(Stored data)
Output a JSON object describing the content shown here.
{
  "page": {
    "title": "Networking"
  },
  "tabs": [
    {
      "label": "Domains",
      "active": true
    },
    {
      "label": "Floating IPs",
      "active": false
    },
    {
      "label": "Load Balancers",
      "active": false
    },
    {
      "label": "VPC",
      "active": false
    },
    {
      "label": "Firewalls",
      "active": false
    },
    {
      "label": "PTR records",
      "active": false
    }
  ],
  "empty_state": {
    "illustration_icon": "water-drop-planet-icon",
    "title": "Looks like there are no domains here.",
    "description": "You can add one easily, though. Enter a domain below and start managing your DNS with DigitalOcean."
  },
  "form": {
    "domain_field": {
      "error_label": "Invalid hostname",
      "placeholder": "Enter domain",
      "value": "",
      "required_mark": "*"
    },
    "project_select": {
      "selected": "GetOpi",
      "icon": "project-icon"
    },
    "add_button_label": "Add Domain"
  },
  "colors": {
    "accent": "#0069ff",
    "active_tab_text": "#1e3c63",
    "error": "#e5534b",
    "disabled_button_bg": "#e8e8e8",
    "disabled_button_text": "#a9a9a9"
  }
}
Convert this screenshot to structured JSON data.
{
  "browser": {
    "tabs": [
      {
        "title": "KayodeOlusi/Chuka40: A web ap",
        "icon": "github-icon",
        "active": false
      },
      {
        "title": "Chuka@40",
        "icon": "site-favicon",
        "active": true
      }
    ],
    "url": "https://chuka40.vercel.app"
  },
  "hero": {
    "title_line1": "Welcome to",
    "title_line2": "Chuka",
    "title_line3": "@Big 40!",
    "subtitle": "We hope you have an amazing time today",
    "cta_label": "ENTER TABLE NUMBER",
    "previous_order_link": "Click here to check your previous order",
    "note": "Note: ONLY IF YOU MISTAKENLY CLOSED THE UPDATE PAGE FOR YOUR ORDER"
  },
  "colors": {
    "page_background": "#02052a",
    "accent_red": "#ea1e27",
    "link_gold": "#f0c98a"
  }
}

---

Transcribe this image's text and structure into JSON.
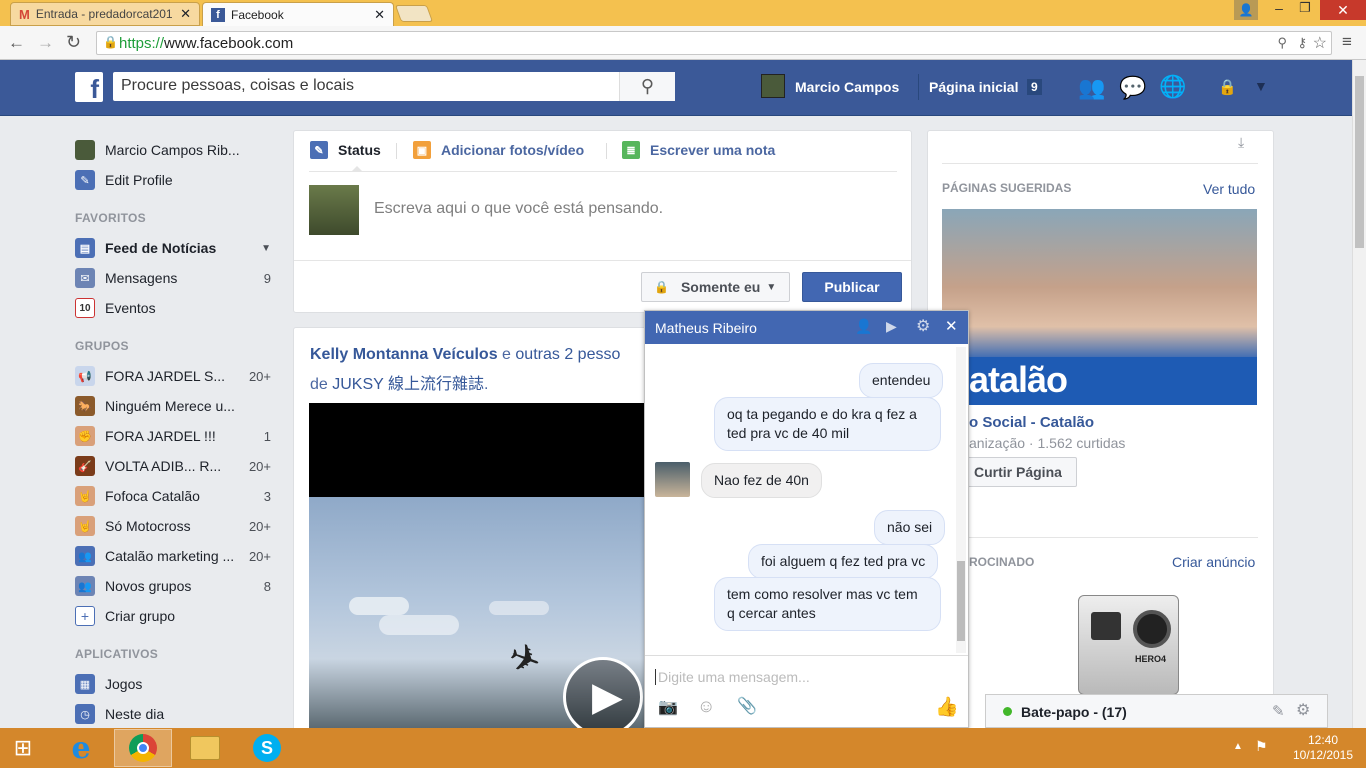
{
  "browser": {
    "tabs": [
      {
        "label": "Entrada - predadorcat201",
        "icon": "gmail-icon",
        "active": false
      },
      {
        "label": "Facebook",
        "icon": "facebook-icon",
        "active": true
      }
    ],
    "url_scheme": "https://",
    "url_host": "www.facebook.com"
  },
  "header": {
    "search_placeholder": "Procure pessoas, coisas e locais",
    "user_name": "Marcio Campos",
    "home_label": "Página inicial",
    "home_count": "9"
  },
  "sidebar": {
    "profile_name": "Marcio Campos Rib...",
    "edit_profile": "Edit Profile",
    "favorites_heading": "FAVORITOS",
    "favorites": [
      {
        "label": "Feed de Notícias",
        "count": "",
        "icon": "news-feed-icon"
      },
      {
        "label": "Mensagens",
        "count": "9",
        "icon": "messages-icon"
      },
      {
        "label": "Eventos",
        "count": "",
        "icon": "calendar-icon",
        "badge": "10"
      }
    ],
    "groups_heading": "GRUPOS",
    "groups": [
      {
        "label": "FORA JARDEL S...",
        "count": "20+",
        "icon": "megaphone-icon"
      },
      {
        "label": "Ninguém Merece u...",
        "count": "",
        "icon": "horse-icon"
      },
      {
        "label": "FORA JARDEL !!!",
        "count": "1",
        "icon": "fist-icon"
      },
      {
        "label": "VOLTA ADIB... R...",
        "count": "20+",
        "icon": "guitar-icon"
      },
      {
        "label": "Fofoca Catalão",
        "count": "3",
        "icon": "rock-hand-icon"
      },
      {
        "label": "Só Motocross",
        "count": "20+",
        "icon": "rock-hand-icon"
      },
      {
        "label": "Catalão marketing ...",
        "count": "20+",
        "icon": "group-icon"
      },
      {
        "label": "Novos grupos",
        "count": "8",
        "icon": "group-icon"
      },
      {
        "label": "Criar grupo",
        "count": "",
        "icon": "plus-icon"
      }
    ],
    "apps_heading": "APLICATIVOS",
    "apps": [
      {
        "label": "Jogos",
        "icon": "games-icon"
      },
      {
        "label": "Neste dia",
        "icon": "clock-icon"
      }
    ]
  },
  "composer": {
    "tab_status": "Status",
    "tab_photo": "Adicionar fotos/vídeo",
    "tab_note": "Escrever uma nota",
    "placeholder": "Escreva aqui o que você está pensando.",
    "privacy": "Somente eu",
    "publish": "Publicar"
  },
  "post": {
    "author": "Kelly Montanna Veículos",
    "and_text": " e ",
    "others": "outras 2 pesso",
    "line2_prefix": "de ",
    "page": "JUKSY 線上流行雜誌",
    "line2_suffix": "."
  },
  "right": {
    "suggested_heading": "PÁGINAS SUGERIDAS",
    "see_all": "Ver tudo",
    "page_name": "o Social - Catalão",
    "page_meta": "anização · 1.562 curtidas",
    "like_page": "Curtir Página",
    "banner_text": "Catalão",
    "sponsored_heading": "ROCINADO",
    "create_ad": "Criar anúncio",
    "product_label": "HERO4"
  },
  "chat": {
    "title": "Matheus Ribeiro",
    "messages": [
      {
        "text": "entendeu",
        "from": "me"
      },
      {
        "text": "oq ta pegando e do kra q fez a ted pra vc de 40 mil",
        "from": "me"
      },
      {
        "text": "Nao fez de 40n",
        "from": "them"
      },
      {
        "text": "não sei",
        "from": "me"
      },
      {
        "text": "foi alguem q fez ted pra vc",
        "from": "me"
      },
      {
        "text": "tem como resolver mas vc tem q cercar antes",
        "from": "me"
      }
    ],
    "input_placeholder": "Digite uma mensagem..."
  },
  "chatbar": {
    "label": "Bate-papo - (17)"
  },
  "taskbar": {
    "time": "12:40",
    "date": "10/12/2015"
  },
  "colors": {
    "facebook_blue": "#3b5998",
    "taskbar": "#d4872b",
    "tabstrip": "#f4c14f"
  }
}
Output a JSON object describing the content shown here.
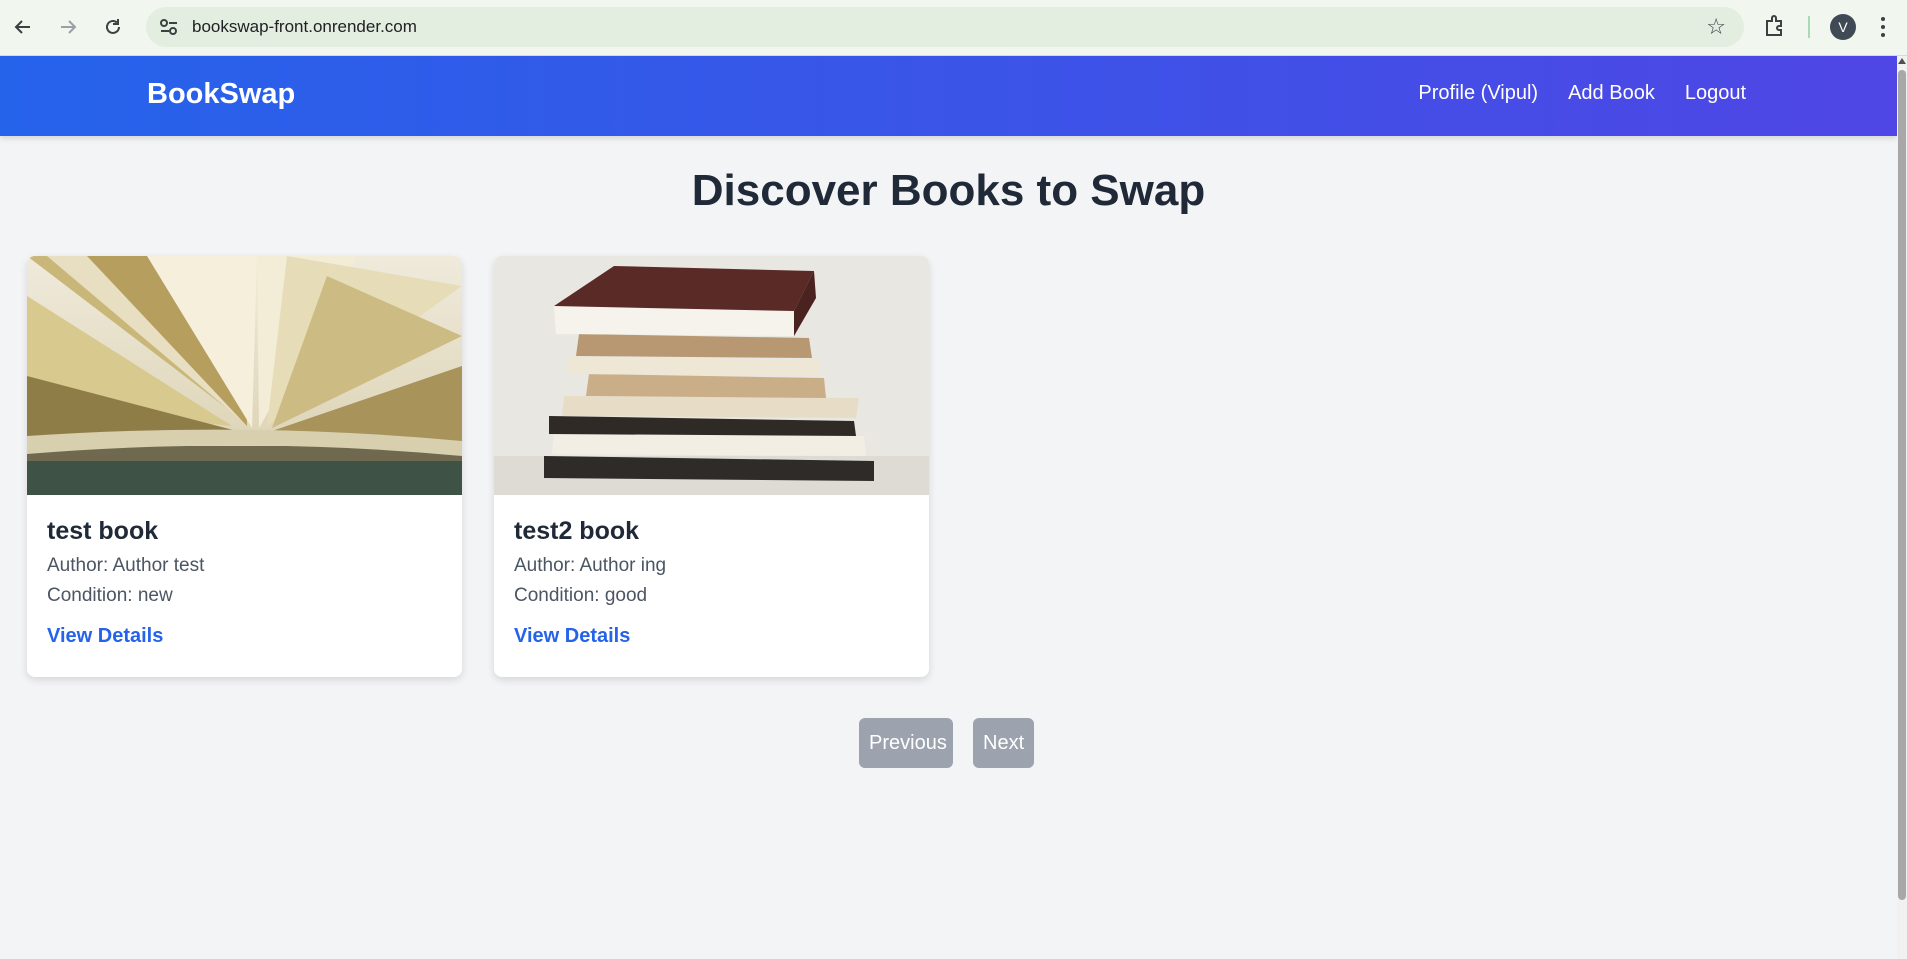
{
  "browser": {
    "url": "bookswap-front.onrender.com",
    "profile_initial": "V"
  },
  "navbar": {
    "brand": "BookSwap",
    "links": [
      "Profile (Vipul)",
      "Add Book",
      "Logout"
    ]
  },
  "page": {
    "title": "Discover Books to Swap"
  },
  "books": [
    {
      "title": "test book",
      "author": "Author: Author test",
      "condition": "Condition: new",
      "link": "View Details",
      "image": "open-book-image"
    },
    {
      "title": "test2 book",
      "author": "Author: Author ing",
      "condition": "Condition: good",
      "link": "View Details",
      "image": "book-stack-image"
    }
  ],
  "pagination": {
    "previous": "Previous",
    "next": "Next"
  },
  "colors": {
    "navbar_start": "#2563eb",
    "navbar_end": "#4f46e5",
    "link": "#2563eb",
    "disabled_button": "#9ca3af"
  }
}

==

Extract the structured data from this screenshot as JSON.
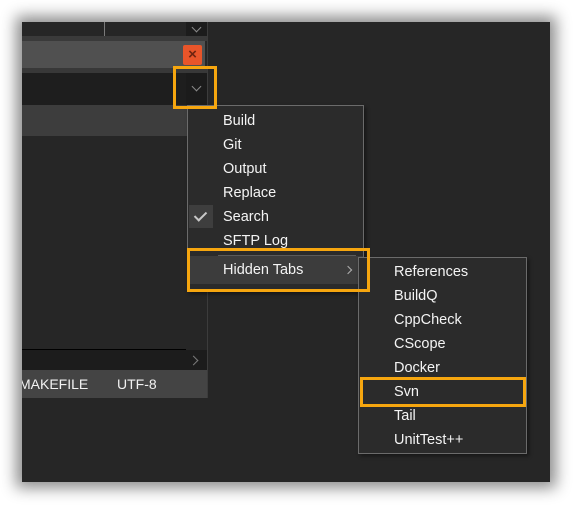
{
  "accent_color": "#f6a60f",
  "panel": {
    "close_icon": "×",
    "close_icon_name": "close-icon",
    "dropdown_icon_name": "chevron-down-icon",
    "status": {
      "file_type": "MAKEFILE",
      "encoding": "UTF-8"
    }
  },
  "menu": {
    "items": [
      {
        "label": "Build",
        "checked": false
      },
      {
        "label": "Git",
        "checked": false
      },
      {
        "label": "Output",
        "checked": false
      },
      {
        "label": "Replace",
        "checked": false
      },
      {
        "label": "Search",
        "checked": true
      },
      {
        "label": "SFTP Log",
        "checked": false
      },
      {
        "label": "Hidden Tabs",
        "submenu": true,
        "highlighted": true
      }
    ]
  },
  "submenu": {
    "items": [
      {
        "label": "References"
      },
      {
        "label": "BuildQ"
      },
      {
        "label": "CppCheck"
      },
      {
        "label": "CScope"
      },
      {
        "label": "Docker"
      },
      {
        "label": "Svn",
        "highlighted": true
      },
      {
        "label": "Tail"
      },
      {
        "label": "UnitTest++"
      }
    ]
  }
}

* **PROBLEM REQUIREMENTS**: Report each line in the preceding entries that holds the string "JARDEL".

* **FINISHED EXERCISE**:
        "label": "FORA JARDEL S...",
        "label": "FORA JARDEL !!!",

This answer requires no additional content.